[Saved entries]
==================================================

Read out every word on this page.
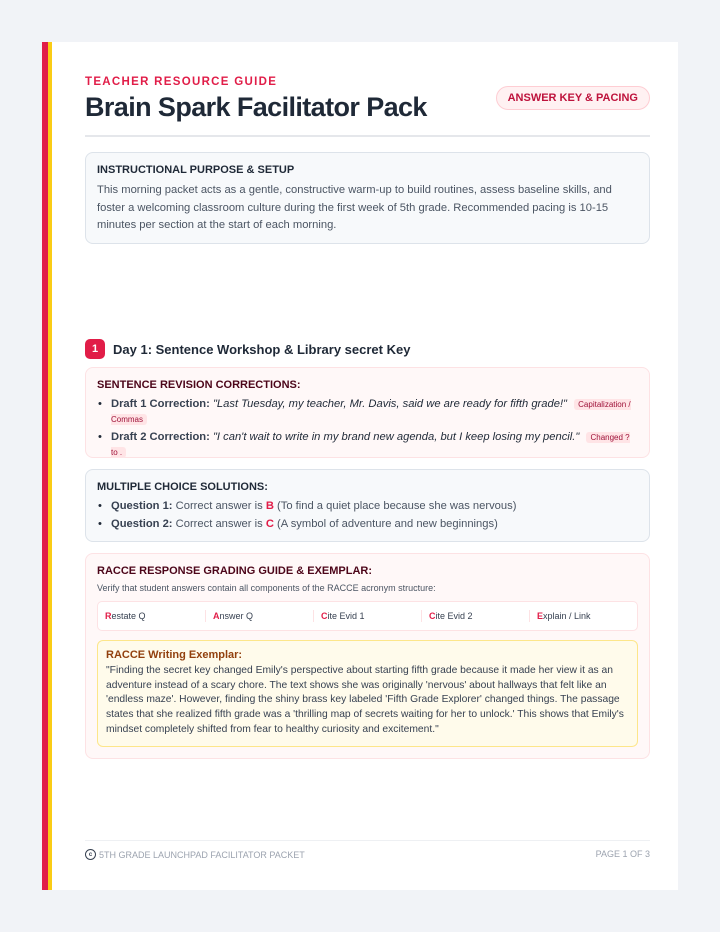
TEACHER RESOURCE GUIDE
Brain Spark Facilitator Pack	ANSWER KEY & PACING
INSTRUCTIONAL PURPOSE & SETUP
This morning packet acts as a gentle, constructive warm-up to build routines, assess baseline skills, and foster a welcoming classroom culture during the first week of 5th grade. Recommended pacing is 10-15 minutes per section at the start of each morning.
1	Day 1: Sentence Workshop & Library secret Key
SENTENCE REVISION CORRECTIONS:
• Draft 1 Correction: "Last Tuesday, my teacher, Mr. Davis, said we are ready for fifth grade!" Capitalization / Commas
• Draft 2 Correction: "I can't wait to write in my brand new agenda, but I keep losing my pencil." Changed ? to .
MULTIPLE CHOICE SOLUTIONS:
• Question 1: Correct answer is B (To find a quiet place because she was nervous)
• Question 2: Correct answer is C (A symbol of adventure and new beginnings)
RACCE RESPONSE GRADING GUIDE & EXEMPLAR:
Verify that student answers contain all components of the RACCE acronym structure:
Restate Q	Answer Q	Cite Evid 1	Cite Evid 2	Explain / Link
RACCE Writing Exemplar:
"Finding the secret key changed Emily's perspective about starting fifth grade because it made her view it as an adventure instead of a scary chore. The text shows she was originally 'nervous' about hallways that felt like an 'endless maze'. However, finding the shiny brass key labeled 'Fifth Grade Explorer' changed things. The passage states that she realized fifth grade was a 'thrilling map of secrets waiting for her to unlock.' This shows that Emily's mindset completely shifted from fear to healthy curiosity and excitement."
c 5TH GRADE LAUNCHPAD FACILITATOR PACKET	PAGE 1 OF 3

==================================================

Return a copy of every line that includes the word "GUIDE".

TEACHER RESOURCE GUIDE
RACCE RESPONSE GRADING GUIDE & EXEMPLAR:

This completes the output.